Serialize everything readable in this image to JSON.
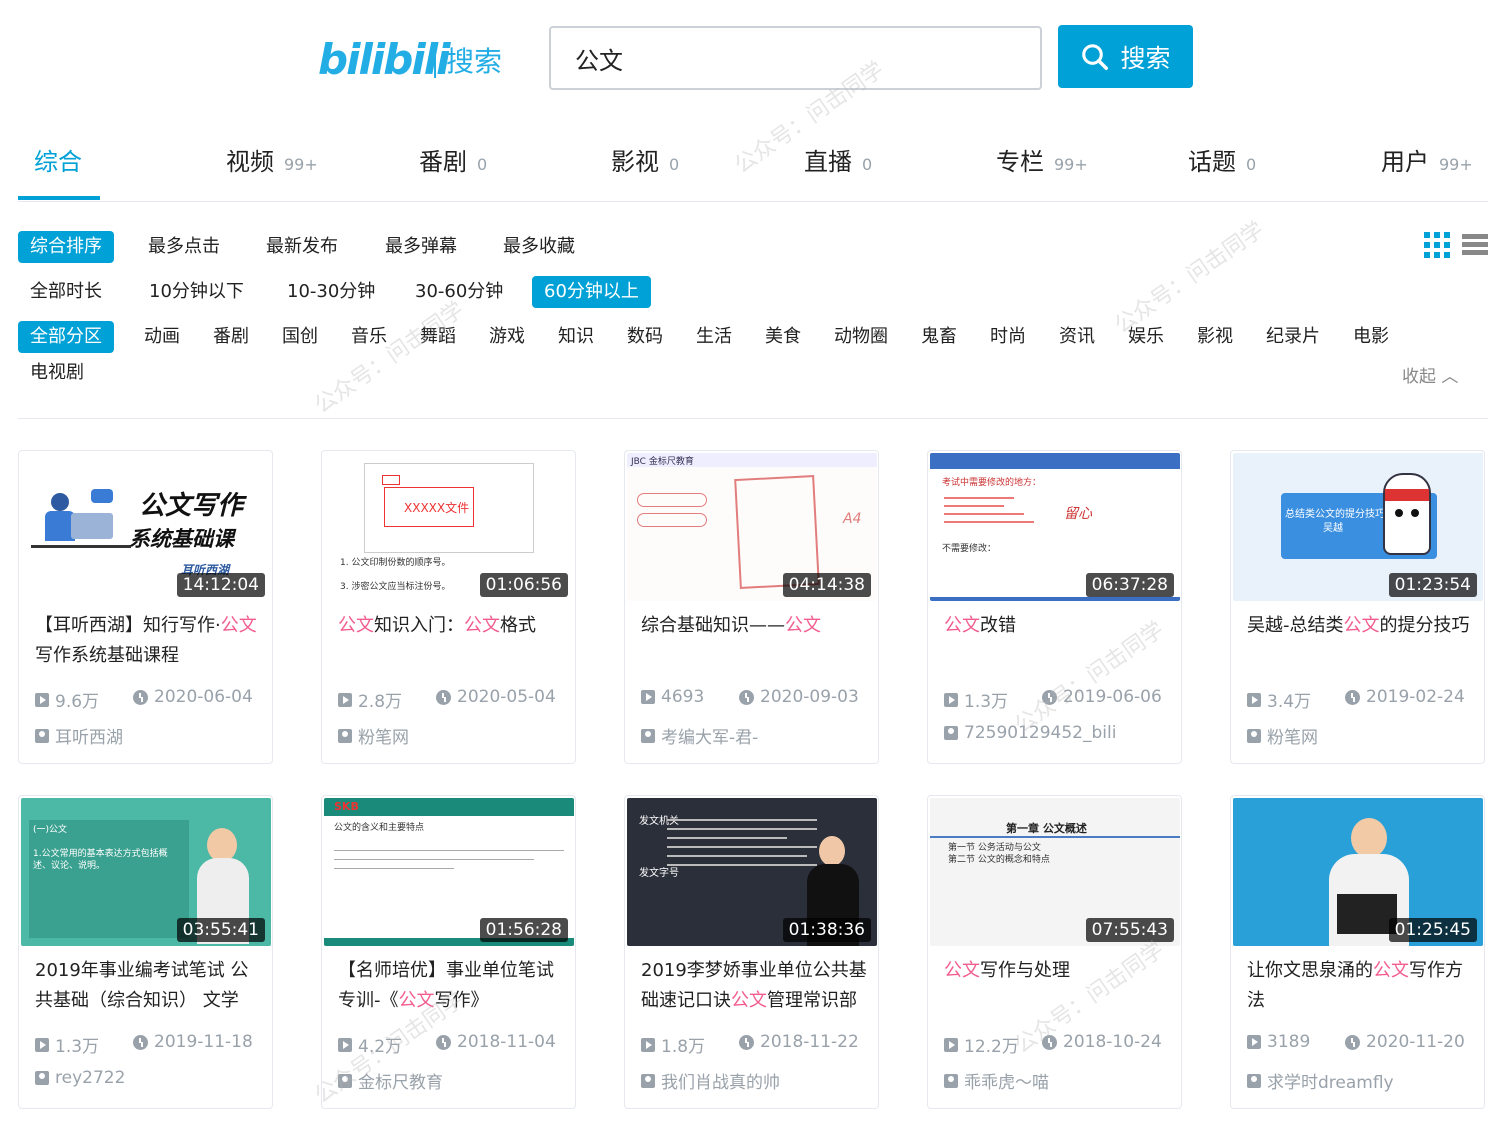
{
  "header": {
    "logo_brand": "bilibili",
    "logo_sub": "搜索",
    "search_value": "公文",
    "search_button": "搜索",
    "accent_color": "#00a1d6"
  },
  "tabs": [
    {
      "label": "综合",
      "count": ""
    },
    {
      "label": "视频",
      "count": "99+"
    },
    {
      "label": "番剧",
      "count": "0"
    },
    {
      "label": "影视",
      "count": "0"
    },
    {
      "label": "直播",
      "count": "0"
    },
    {
      "label": "专栏",
      "count": "99+"
    },
    {
      "label": "话题",
      "count": "0"
    },
    {
      "label": "用户",
      "count": "99+"
    }
  ],
  "sort_options": [
    "综合排序",
    "最多点击",
    "最新发布",
    "最多弹幕",
    "最多收藏"
  ],
  "duration_options": [
    "全部时长",
    "10分钟以下",
    "10-30分钟",
    "30-60分钟",
    "60分钟以上"
  ],
  "zone_options": [
    "全部分区",
    "动画",
    "番剧",
    "国创",
    "音乐",
    "舞蹈",
    "游戏",
    "知识",
    "数码",
    "生活",
    "美食",
    "动物圈",
    "鬼畜",
    "时尚",
    "资讯",
    "娱乐",
    "影视",
    "纪录片",
    "电影"
  ],
  "zone_options_row2": [
    "电视剧"
  ],
  "collapse_label": "收起",
  "videos": [
    {
      "title_parts": [
        "【耳听西湖】知行写作·",
        "公文",
        "写作系统基础课程"
      ],
      "duration": "14:12:04",
      "views": "9.6万",
      "date": "2020-06-04",
      "uploader": "耳听西湖",
      "thumb_text_1": "公文写作",
      "thumb_text_2": "系统基础课",
      "thumb_text_3": "耳听西湖"
    },
    {
      "title_parts": [
        "",
        "公文",
        "知识入门：",
        "公文",
        "格式"
      ],
      "duration": "01:06:56",
      "views": "2.8万",
      "date": "2020-05-04",
      "uploader": "粉笔网",
      "thumb_text_1": "XXXXX文件",
      "thumb_text_2": "1. 公文印制份数的顺序号。",
      "thumb_text_3": "3. 涉密公文应当标注份号。"
    },
    {
      "title_parts": [
        "综合基础知识——",
        "公文"
      ],
      "duration": "04:14:38",
      "views": "4693",
      "date": "2020-09-03",
      "uploader": "考编大军-君-",
      "thumb_text_1": "JBC 金标尺教育",
      "thumb_text_2": "A4",
      "thumb_text_3": ""
    },
    {
      "title_parts": [
        "",
        "公文",
        "改错"
      ],
      "duration": "06:37:28",
      "views": "1.3万",
      "date": "2019-06-06",
      "uploader": "72590129452_bili",
      "thumb_text_1": "考试中需要修改的地方：",
      "thumb_text_2": "不需要修改：",
      "thumb_text_3": "留心"
    },
    {
      "title_parts": [
        "吴越-总结类",
        "公文",
        "的提分技巧"
      ],
      "duration": "01:23:54",
      "views": "3.4万",
      "date": "2019-02-24",
      "uploader": "粉笔网",
      "thumb_text_1": "总结类公文的提分技巧",
      "thumb_text_2": "吴越",
      "thumb_text_3": ""
    },
    {
      "title_parts": [
        "2019年事业编考试笔试 公共基础（综合知识） 文学"
      ],
      "duration": "03:55:41",
      "views": "1.3万",
      "date": "2019-11-18",
      "uploader": "rey2722",
      "thumb_text_1": "(一)公文",
      "thumb_text_2": "1.公文常用的基本表达方式包括概述、议论、说明。",
      "thumb_text_3": ""
    },
    {
      "title_parts": [
        "【名师培优】事业单位笔试专训-《",
        "公文",
        "写作》"
      ],
      "duration": "01:56:28",
      "views": "4.2万",
      "date": "2018-11-04",
      "uploader": "金标尺教育",
      "thumb_text_1": "SKB",
      "thumb_text_2": "公文的含义和主要特点",
      "thumb_text_3": ""
    },
    {
      "title_parts": [
        "2019李梦娇事业单位公共基础速记口诀",
        "公文",
        "管理常识部"
      ],
      "duration": "01:38:36",
      "views": "1.8万",
      "date": "2018-11-22",
      "uploader": "我们肖战真的帅",
      "thumb_text_1": "发文机关",
      "thumb_text_2": "发文字号",
      "thumb_text_3": ""
    },
    {
      "title_parts": [
        "",
        "公文",
        "写作与处理"
      ],
      "duration": "07:55:43",
      "views": "12.2万",
      "date": "2018-10-24",
      "uploader": "乖乖虎～喵",
      "thumb_text_1": "第一章 公文概述",
      "thumb_text_2": "第一节 公务活动与公文",
      "thumb_text_3": "第二节 公文的概念和特点"
    },
    {
      "title_parts": [
        "让你文思泉涌的",
        "公文",
        "写作方法"
      ],
      "duration": "01:25:45",
      "views": "3189",
      "date": "2020-11-20",
      "uploader": "求学时dreamfly",
      "thumb_text_1": "",
      "thumb_text_2": "",
      "thumb_text_3": ""
    }
  ],
  "highlight_color": "#f25d8e",
  "watermark": "公众号：问击同学"
}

◆ **Task brief**
Show the lines from the data above that contain the string "耳听西湖".

◆ **Task result**
        "【耳听西湖】知行写作·",
      "uploader": "耳听西湖",
      "thumb_text_3": "耳听西湖"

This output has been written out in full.